Document excerpt ▸
----
Project B

This page describes the second project for the verification course, which is concerned with developing verification methodologies. Read the full description carefully. If you need clarification on a task, contact the lecturer.

Deadline: November 30, 23:59

The project can be solved in many different ways. It is essential that you reasonably justify your design decisions.

A written report is not required. However, you must explain your approach and justify your design decisions for each task. We recommend putting your explanations in comments at the beginning of the task's Viper file.

Submission: push your solution to the GitLab repository of your homework group in a directory named project-b. The latest push before the deadline will be considered as your submission.

Files: Viper code skeleton

Tools: All tasks are to be completed using Viper. Your submission must work with the Viper and Z3 versions distributed with the current version of Viper IDE. Your solutions should work with at least one Viper backend (Silicon or Carbon; indicate which one works if it makes a difference).

Background

Throughout the course, we focused on program correctness, that is, how to specify what a program should do and how to verify that it does what has been specified. Apart from writing correct programs, we are also interested in writing efficient programs.
----
Extracted entries ▸

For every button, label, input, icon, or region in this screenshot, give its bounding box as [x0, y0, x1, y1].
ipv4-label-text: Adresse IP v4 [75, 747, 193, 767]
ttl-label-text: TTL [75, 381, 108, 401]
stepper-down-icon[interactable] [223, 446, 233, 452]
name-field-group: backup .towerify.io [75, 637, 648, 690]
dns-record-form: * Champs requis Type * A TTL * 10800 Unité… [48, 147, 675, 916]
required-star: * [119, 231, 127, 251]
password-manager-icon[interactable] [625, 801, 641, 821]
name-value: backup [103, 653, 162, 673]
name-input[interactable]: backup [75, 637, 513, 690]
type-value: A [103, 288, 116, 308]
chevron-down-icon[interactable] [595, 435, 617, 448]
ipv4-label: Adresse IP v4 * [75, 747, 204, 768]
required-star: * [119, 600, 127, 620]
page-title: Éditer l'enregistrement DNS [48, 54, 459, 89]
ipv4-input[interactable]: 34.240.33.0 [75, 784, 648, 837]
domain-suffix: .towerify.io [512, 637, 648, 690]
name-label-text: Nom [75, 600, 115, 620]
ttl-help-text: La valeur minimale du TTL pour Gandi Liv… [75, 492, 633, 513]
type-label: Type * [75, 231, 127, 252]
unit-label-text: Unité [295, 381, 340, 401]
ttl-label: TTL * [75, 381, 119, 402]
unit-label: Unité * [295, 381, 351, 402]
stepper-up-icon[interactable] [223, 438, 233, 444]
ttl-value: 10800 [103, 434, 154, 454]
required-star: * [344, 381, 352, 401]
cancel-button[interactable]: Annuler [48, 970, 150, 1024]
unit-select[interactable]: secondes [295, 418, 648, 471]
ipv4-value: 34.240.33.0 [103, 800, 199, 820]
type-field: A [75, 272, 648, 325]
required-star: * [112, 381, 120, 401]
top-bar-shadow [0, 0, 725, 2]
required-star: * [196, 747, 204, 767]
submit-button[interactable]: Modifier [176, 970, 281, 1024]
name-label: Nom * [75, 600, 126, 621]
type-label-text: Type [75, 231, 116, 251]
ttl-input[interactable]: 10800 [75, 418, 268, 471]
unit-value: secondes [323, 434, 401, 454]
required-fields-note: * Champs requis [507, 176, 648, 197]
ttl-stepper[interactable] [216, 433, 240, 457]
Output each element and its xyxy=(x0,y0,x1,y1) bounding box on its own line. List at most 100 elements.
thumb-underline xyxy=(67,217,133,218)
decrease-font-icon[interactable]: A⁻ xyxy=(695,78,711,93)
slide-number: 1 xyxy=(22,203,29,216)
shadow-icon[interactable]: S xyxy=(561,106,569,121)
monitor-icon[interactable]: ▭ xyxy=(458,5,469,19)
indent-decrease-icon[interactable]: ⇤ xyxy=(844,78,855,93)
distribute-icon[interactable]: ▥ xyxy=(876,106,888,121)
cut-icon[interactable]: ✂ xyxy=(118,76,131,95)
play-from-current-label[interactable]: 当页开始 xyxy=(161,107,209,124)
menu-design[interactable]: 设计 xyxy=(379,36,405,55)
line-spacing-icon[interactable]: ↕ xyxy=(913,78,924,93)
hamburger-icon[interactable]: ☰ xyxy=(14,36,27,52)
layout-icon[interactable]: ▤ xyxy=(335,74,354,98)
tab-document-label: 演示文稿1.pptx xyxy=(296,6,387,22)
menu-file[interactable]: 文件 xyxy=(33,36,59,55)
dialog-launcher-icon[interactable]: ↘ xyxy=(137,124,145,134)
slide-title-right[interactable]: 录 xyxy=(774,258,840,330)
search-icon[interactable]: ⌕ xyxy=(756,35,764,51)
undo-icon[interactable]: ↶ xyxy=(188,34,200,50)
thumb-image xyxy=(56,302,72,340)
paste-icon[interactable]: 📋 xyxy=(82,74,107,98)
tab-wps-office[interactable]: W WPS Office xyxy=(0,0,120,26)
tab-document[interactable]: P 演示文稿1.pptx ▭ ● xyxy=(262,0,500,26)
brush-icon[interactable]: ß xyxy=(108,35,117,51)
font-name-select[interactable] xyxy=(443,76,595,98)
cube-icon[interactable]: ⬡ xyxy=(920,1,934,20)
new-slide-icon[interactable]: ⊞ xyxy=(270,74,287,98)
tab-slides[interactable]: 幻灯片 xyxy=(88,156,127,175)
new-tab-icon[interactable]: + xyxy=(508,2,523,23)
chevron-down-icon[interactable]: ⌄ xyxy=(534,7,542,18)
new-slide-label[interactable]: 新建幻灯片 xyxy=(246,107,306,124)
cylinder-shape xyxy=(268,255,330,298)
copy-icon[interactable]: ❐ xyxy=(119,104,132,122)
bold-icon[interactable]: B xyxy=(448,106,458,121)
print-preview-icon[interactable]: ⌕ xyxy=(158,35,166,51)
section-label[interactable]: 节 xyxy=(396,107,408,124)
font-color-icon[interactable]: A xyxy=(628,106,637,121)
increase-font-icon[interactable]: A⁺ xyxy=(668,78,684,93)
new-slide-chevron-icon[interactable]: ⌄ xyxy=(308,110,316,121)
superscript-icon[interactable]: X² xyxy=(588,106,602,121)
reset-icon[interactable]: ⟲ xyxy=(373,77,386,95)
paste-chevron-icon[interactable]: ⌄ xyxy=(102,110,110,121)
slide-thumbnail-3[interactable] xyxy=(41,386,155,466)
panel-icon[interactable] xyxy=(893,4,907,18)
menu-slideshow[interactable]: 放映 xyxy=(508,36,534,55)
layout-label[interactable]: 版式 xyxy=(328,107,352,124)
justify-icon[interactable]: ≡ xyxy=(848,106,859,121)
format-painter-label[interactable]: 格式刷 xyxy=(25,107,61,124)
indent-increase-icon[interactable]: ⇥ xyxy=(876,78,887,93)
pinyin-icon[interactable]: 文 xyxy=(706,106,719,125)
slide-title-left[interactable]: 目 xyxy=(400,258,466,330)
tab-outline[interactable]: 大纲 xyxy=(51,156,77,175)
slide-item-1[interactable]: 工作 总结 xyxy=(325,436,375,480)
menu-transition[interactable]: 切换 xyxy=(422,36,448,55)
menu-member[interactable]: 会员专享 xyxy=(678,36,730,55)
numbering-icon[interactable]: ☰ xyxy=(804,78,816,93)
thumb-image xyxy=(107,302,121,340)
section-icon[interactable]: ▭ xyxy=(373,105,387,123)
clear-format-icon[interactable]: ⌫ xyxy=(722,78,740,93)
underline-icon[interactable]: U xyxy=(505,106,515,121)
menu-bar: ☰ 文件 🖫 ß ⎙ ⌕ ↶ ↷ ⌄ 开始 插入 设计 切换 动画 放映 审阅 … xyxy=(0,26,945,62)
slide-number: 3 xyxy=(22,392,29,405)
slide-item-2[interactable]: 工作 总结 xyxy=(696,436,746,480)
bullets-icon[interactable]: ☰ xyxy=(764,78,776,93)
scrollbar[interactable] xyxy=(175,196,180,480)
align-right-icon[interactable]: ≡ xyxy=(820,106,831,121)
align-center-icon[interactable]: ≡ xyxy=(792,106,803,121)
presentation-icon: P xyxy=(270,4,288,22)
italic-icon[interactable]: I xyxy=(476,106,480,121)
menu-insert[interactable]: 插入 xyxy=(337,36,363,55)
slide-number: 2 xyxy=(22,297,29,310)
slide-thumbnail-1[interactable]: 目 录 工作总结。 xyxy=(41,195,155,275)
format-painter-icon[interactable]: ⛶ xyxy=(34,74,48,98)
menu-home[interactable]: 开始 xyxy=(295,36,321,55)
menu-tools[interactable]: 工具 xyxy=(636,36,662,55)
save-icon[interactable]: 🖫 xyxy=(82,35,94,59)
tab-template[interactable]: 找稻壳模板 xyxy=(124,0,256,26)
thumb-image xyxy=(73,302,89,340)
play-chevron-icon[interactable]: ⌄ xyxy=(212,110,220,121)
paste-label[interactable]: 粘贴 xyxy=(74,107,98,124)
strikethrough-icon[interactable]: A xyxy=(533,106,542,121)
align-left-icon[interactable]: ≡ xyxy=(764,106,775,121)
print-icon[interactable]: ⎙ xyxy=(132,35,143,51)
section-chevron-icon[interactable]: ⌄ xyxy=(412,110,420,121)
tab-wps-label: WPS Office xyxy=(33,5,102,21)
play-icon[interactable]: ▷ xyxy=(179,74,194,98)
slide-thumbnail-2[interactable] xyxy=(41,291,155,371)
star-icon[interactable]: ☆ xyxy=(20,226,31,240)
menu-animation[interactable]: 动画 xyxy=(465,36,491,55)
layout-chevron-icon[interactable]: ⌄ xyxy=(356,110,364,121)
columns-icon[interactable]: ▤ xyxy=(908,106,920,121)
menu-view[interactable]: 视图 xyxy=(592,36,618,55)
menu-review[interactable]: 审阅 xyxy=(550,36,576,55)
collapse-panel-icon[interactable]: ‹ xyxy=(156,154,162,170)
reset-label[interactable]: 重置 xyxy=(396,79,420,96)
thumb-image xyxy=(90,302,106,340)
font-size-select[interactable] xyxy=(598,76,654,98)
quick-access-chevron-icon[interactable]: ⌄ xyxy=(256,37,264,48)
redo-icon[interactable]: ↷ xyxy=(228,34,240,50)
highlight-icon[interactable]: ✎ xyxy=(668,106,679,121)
----
Stated task A ▸
In the Project B description, what must the directory holding the solution be named?
Stated task B ▸
Pick up the Project B description after its final sentence and write the next part of its background section.
The entries are not needed for what follows.

Expected output A ▸
project-b

Expected output B ▸
The goal of this project is thus to develop a verification methodology for reasoning about time complexity and to automate that methodology with Viper.

Time complexity

Upper bounds on the time complexity of algorithms are typically described using Big O notation, an abstract that allows us to reason about complexity classes. For example, does a function's runtime grow linearly, quadratically, exponentially, and so on, concerning the function's input size? By using Big O notation, we also abstract from the exact runtime costs of individual instructions (in terms of clock cycles or seconds).

For this project, we will use a simplified notion of time complexity. Instead of using Big O notation, we will assume an abstract time unit and use a runtime model in which every method call and every loop iteration consumes one abstract time unit; all other statements are considered to consume no time at all.

Time units

We considered Viper predicates as a mechanism for abstracting heap-based data structures. In particular, predicate arguments enable abstracting over the content of a data structure. To gain access to and hide the internals of a data structure, we then need to unfold and fold the predicate manually.

In this project, we will use predicates to represent an abstract, non-duplicable resource that does not refer to anything on the heap. Instead, we will use a predicate to indicate one abstract unit of time, called a time credit for short.

predicate time_credit()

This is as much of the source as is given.